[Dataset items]
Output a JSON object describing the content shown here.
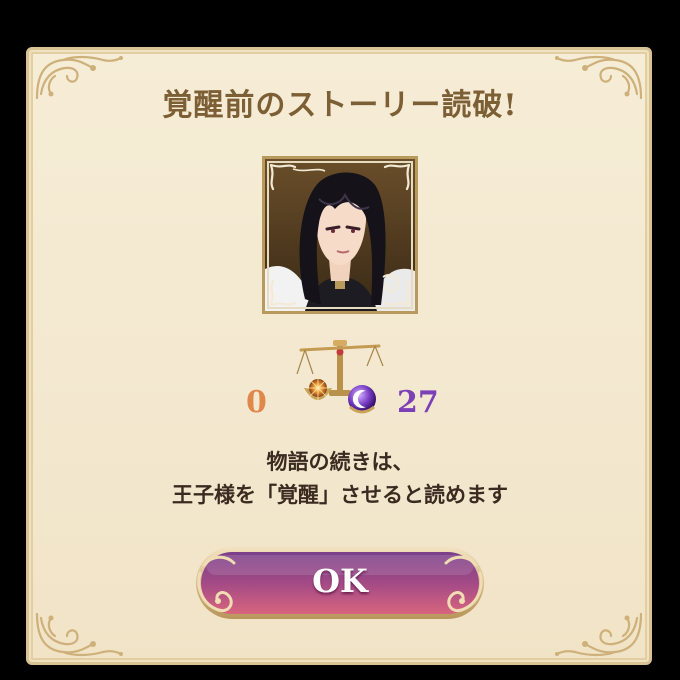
{
  "dialog": {
    "title": "覚醒前のストーリー読破!",
    "portrait_icon": "prince-portrait",
    "scales_icon": "balance-scales-icon",
    "sun_orb_icon": "sun-orb-icon",
    "moon_orb_icon": "moon-orb-icon",
    "left_count": "0",
    "right_count": "27",
    "message_line1": "物語の続きは、",
    "message_line2": "王子様を「覚醒」させると読めます",
    "ok_label": "OK"
  },
  "colors": {
    "panel_bg": "#f4eacf",
    "title": "#7d5f36",
    "left_count": "#e0884a",
    "right_count": "#7b3fb7",
    "message": "#3b2a20",
    "button_top": "#7a3f8a",
    "button_bottom": "#d4607e"
  }
}
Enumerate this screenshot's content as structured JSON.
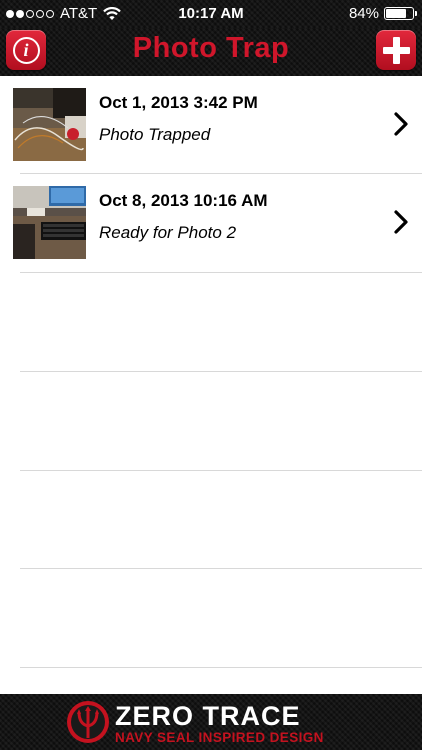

** SHORT PROBLEM **
Print all the records again exactly; do not include any picture.

** EXERCISE SOLUTION **
Output a JSON object describing the content shown here.
{
  "dialog": {
    "title": "覚醒前のストーリー読破!",
    "portrait_icon": "prince-portrait",
    "scales_icon": "balance-scales-icon",
    "sun_orb_icon": "sun-orb-icon",
    "moon_orb_icon": "moon-orb-icon",
    "left_count": "0",
    "right_count": "27",
    "message_line1": "物語の続きは、",
    "message_line2": "王子様を「覚醒」させると読めます",
    "ok_label": "OK"
  },
  "colors": {
    "panel_bg": "#f4eacf",
    "title": "#7d5f36",
    "left_count": "#e0884a",
    "right_count": "#7b3fb7",
    "message": "#3b2a20",
    "button_top": "#7a3f8a",
    "button_bottom": "#d4607e"
  }
}
Enumerate this screenshot's content as structured JSON.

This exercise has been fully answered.